▶ [WHAT YOU SHOULD DO]
Return every line of the material exactly.

▶ [EXERCISE DATA]
○ ○ ○ ○ ○
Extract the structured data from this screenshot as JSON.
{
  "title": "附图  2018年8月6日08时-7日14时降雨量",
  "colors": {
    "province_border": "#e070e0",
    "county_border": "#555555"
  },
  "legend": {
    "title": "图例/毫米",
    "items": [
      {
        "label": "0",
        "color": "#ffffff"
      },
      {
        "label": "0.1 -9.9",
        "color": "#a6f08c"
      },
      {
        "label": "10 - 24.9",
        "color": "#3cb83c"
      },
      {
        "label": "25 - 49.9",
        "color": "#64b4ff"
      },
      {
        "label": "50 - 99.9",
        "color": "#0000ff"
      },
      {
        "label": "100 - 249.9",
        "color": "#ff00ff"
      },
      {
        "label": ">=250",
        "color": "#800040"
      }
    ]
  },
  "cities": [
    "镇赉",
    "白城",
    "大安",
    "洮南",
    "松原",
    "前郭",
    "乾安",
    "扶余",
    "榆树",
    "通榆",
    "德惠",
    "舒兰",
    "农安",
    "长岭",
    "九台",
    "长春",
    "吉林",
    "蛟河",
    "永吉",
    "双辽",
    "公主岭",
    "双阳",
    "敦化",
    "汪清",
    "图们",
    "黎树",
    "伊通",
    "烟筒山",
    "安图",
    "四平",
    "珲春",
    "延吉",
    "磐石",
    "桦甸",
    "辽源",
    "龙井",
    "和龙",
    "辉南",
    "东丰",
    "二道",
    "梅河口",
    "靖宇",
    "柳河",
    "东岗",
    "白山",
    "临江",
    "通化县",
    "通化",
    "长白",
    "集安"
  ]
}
○ ○ ○ ○ ○
▶ [REPLY]
Extract the structured data from this screenshot as JSON.
{
  "title": "附图  2018年8月6日08时-7日14时降雨量",
  "colors": {
    "province_border": "#e070e0",
    "county_border": "#555555"
  },
  "legend": {
    "title": "图例/毫米",
    "items": [
      {
        "label": "0",
        "color": "#ffffff"
      },
      {
        "label": "0.1 -9.9",
        "color": "#a6f08c"
      },
      {
        "label": "10 - 24.9",
        "color": "#3cb83c"
      },
      {
        "label": "25 - 49.9",
        "color": "#64b4ff"
      },
      {
        "label": "50 - 99.9",
        "color": "#0000ff"
      },
      {
        "label": "100 - 249.9",
        "color": "#ff00ff"
      },
      {
        "label": ">=250",
        "color": "#800040"
      }
    ]
  },
  "cities": [
    "镇赉",
    "白城",
    "大安",
    "洮南",
    "松原",
    "前郭",
    "乾安",
    "扶余",
    "榆树",
    "通榆",
    "德惠",
    "舒兰",
    "农安",
    "长岭",
    "九台",
    "长春",
    "吉林",
    "蛟河",
    "永吉",
    "双辽",
    "公主岭",
    "双阳",
    "敦化",
    "汪清",
    "图们",
    "黎树",
    "伊通",
    "烟筒山",
    "安图",
    "四平",
    "珲春",
    "延吉",
    "磐石",
    "桦甸",
    "辽源",
    "龙井",
    "和龙",
    "辉南",
    "东丰",
    "二道",
    "梅河口",
    "靖宇",
    "柳河",
    "东岗",
    "白山",
    "临江",
    "通化县",
    "通化",
    "长白",
    "集安"
  ]
}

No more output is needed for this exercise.